### EXERCISE AIM
From the records below, extract all the text exactly and leave the images behind.

(Data records)
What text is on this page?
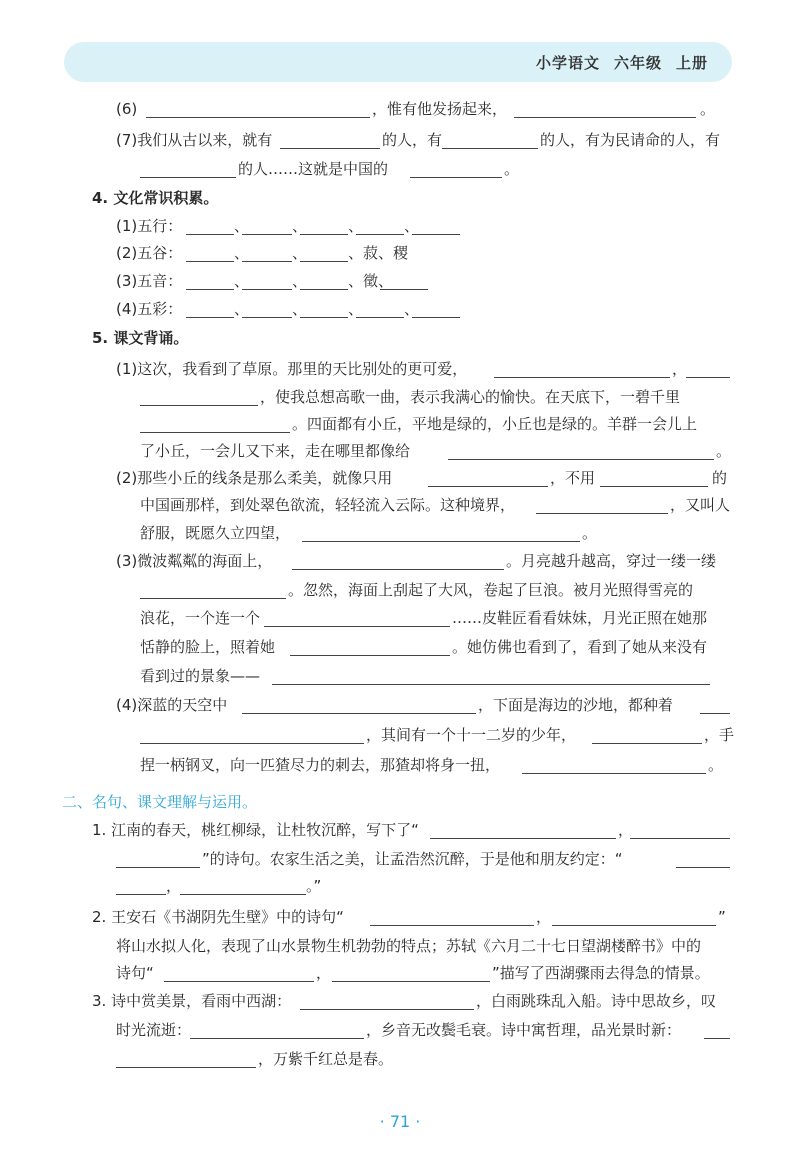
小学语文 六年级 上册
(6)	，惟有他发扬起来，	。
(7)我们从古以来，就有	的人，有	的人，有为民请命的人，有
的人……这就是中国的	。
4. 文化常识积累。
(1)五行：	、	、	、	、
(2)五谷：	、	、	、菽、稷
(3)五音：	、	、	、徵、
(4)五彩：	、	、	、	、
5. 课文背诵。
(1)这次，我看到了草原。那里的天比别处的更可爱，	，
，使我总想高歌一曲，表示我满心的愉快。在天底下，一碧千里
。四面都有小丘，平地是绿的，小丘也是绿的。羊群一会儿上
了小丘，一会儿又下来，走在哪里都像给	。
(2)那些小丘的线条是那么柔美，就像只用	，不用	的
中国画那样，到处翠色欲流，轻轻流入云际。这种境界，	，又叫人
舒服，既愿久立四望，	。
(3)微波粼粼的海面上，	。月亮越升越高，穿过一缕一缕
。忽然，海面上刮起了大风，卷起了巨浪。被月光照得雪亮的
浪花，一个连一个	……皮鞋匠看看妹妹，月光正照在她那
恬静的脸上，照着她	。她仿佛也看到了，看到了她从来没有
看到过的景象——
(4)深蓝的天空中	，下面是海边的沙地，都种着
，其间有一个十一二岁的少年，	，手
捏一柄钢叉，向一匹猹尽力的刺去，那猹却将身一扭，	。
二、名句、课文理解与运用。
1. 江南的春天，桃红柳绿，让杜牧沉醉，写下了“	，
”的诗句。农家生活之美，让孟浩然沉醉，于是他和朋友约定：“
，	。”
2. 王安石《书湖阴先生壁》中的诗句“	，	”
将山水拟人化，表现了山水景物生机勃勃的特点；苏轼《六月二十七日望湖楼醉书》中的
诗句“	，	”描写了西湖骤雨去得急的情景。
3. 诗中赏美景，看雨中西湖：	，白雨跳珠乱入船。诗中思故乡，叹
时光流逝：	，乡音无改鬓毛衰。诗中寓哲理，品光景时新：
，万紫千红总是春。
· 71 ·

### FINISHED TASK
What text is on this page?
小学语文 六年级 上册
(6)	，惟有他发扬起来，	。
(7)我们从古以来，就有	的人，有	的人，有为民请命的人，有
的人……这就是中国的	。
4. 文化常识积累。
(1)五行：	、	、	、	、
(2)五谷：	、	、	、菽、稷
(3)五音：	、	、	、徵、
(4)五彩：	、	、	、	、
5. 课文背诵。
(1)这次，我看到了草原。那里的天比别处的更可爱，	，
，使我总想高歌一曲，表示我满心的愉快。在天底下，一碧千里
。四面都有小丘，平地是绿的，小丘也是绿的。羊群一会儿上
了小丘，一会儿又下来，走在哪里都像给	。
(2)那些小丘的线条是那么柔美，就像只用	，不用	的
中国画那样，到处翠色欲流，轻轻流入云际。这种境界，	，又叫人
舒服，既愿久立四望，	。
(3)微波粼粼的海面上，	。月亮越升越高，穿过一缕一缕
。忽然，海面上刮起了大风，卷起了巨浪。被月光照得雪亮的
浪花，一个连一个	……皮鞋匠看看妹妹，月光正照在她那
恬静的脸上，照着她	。她仿佛也看到了，看到了她从来没有
看到过的景象——
(4)深蓝的天空中	，下面是海边的沙地，都种着
，其间有一个十一二岁的少年，	，手
捏一柄钢叉，向一匹猹尽力的刺去，那猹却将身一扭，	。
二、名句、课文理解与运用。
1. 江南的春天，桃红柳绿，让杜牧沉醉，写下了“	，
”的诗句。农家生活之美，让孟浩然沉醉，于是他和朋友约定：“
，	。”
2. 王安石《书湖阴先生壁》中的诗句“	，	”
将山水拟人化，表现了山水景物生机勃勃的特点；苏轼《六月二十七日望湖楼醉书》中的
诗句“	，	”描写了西湖骤雨去得急的情景。
3. 诗中赏美景，看雨中西湖：	，白雨跳珠乱入船。诗中思故乡，叹
时光流逝：	，乡音无改鬓毛衰。诗中寓哲理，品光景时新：
，万紫千红总是春。
· 71 ·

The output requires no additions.